→ Aim of the exercise
Images embedded in the records are excluded; print everything else exactly as given.

— START Raw records —

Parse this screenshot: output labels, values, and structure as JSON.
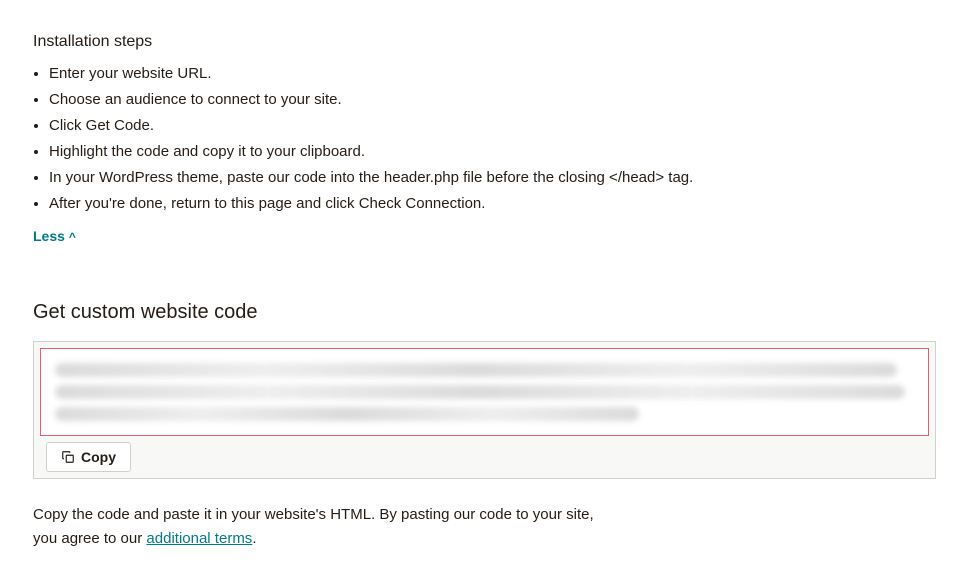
{
  "installation": {
    "heading": "Installation steps",
    "steps": [
      "Enter your website URL.",
      "Choose an audience to connect to your site.",
      "Click Get Code.",
      "Highlight the code and copy it to your clipboard.",
      "In your WordPress theme, paste our code into the header.php file before the closing </head> tag.",
      "After you're done, return to this page and click Check Connection."
    ],
    "toggle_label": "Less"
  },
  "custom_code": {
    "title": "Get custom website code",
    "copy_label": "Copy"
  },
  "footer": {
    "line1": "Copy the code and paste it in your website's HTML. By pasting our code to your site,",
    "line2_prefix": "you agree to our ",
    "terms_link": "additional terms",
    "line2_suffix": "."
  }
}
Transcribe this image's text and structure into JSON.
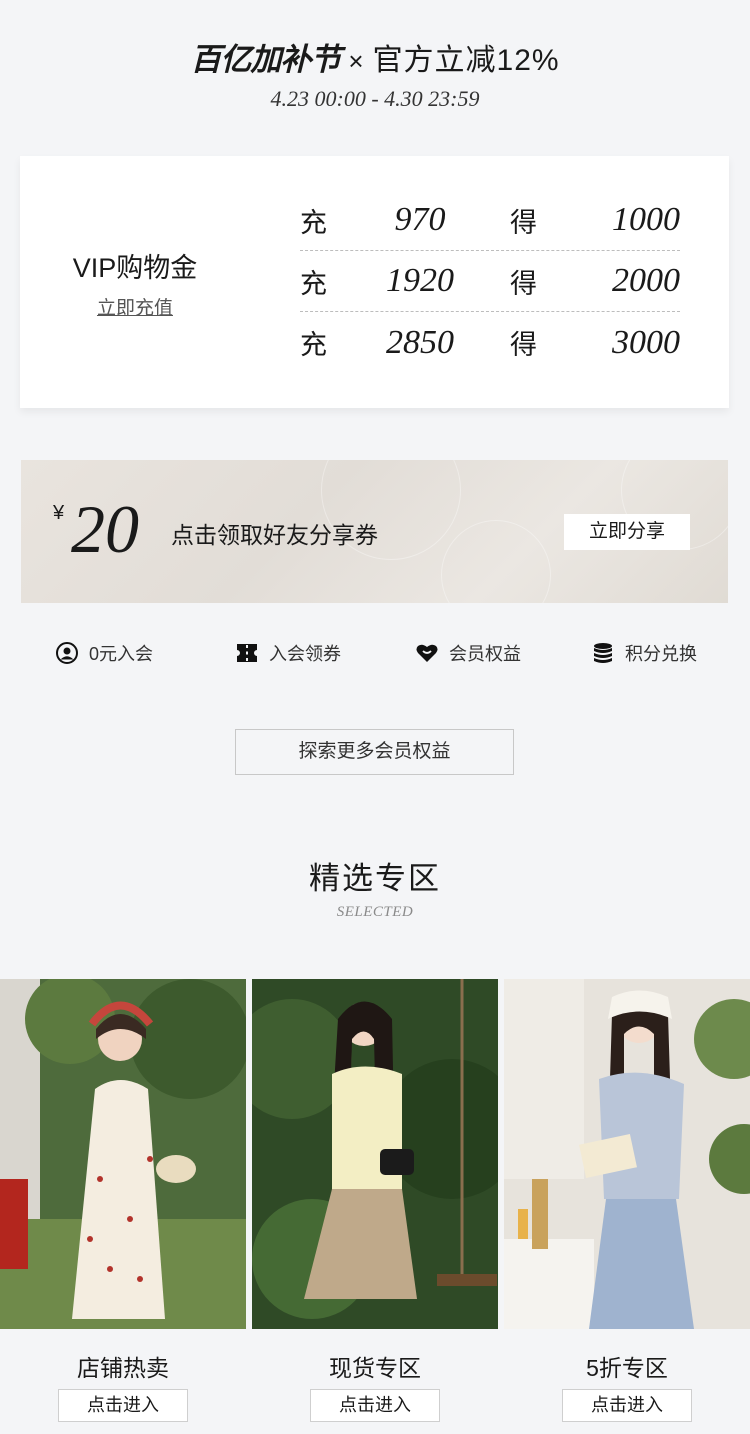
{
  "header": {
    "brand": "百亿加补节",
    "times": "×",
    "slogan": "官方立减12%",
    "date_range": "4.23 00:00 - 4.30 23:59"
  },
  "vip": {
    "title": "VIP购物金",
    "recharge_link": "立即充值",
    "tiers": [
      {
        "pay_label": "充",
        "pay": "970",
        "get_label": "得",
        "get": "1000"
      },
      {
        "pay_label": "充",
        "pay": "1920",
        "get_label": "得",
        "get": "2000"
      },
      {
        "pay_label": "充",
        "pay": "2850",
        "get_label": "得",
        "get": "3000"
      }
    ]
  },
  "coupon": {
    "currency": "¥",
    "amount": "20",
    "text": "点击领取好友分享券",
    "button": "立即分享"
  },
  "benefits": [
    {
      "icon": "user-circle-icon",
      "label": "0元入会"
    },
    {
      "icon": "ticket-icon",
      "label": "入会领券"
    },
    {
      "icon": "heart-badge-icon",
      "label": "会员权益"
    },
    {
      "icon": "coin-stack-icon",
      "label": "积分兑换"
    }
  ],
  "explore_button": "探索更多会员权益",
  "section": {
    "title": "精选专区",
    "subtitle": "SELECTED"
  },
  "cards": [
    {
      "name": "店铺热卖",
      "button": "点击进入"
    },
    {
      "name": "现货专区",
      "button": "点击进入"
    },
    {
      "name": "5折专区",
      "button": "点击进入"
    }
  ],
  "colors": {
    "background": "#f4f5f7",
    "card": "#ffffff",
    "coupon_bg": "#e6e1db",
    "text": "#1a1a1a"
  }
}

— END Raw records —

→ Exercise result
Parse this screenshot: output labels, values, and structure as JSON.
{
  "installation": {
    "heading": "Installation steps",
    "steps": [
      "Enter your website URL.",
      "Choose an audience to connect to your site.",
      "Click Get Code.",
      "Highlight the code and copy it to your clipboard.",
      "In your WordPress theme, paste our code into the header.php file before the closing </head> tag.",
      "After you're done, return to this page and click Check Connection."
    ],
    "toggle_label": "Less"
  },
  "custom_code": {
    "title": "Get custom website code",
    "copy_label": "Copy"
  },
  "footer": {
    "line1": "Copy the code and paste it in your website's HTML. By pasting our code to your site,",
    "line2_prefix": "you agree to our ",
    "terms_link": "additional terms",
    "line2_suffix": "."
  }
}
Transcribe this image's text and structure into JSON.
{
  "header": {
    "brand": "百亿加补节",
    "times": "×",
    "slogan": "官方立减12%",
    "date_range": "4.23 00:00 - 4.30 23:59"
  },
  "vip": {
    "title": "VIP购物金",
    "recharge_link": "立即充值",
    "tiers": [
      {
        "pay_label": "充",
        "pay": "970",
        "get_label": "得",
        "get": "1000"
      },
      {
        "pay_label": "充",
        "pay": "1920",
        "get_label": "得",
        "get": "2000"
      },
      {
        "pay_label": "充",
        "pay": "2850",
        "get_label": "得",
        "get": "3000"
      }
    ]
  },
  "coupon": {
    "currency": "¥",
    "amount": "20",
    "text": "点击领取好友分享券",
    "button": "立即分享"
  },
  "benefits": [
    {
      "icon": "user-circle-icon",
      "label": "0元入会"
    },
    {
      "icon": "ticket-icon",
      "label": "入会领券"
    },
    {
      "icon": "heart-badge-icon",
      "label": "会员权益"
    },
    {
      "icon": "coin-stack-icon",
      "label": "积分兑换"
    }
  ],
  "explore_button": "探索更多会员权益",
  "section": {
    "title": "精选专区",
    "subtitle": "SELECTED"
  },
  "cards": [
    {
      "name": "店铺热卖",
      "button": "点击进入"
    },
    {
      "name": "现货专区",
      "button": "点击进入"
    },
    {
      "name": "5折专区",
      "button": "点击进入"
    }
  ],
  "colors": {
    "background": "#f4f5f7",
    "card": "#ffffff",
    "coupon_bg": "#e6e1db",
    "text": "#1a1a1a"
  }
}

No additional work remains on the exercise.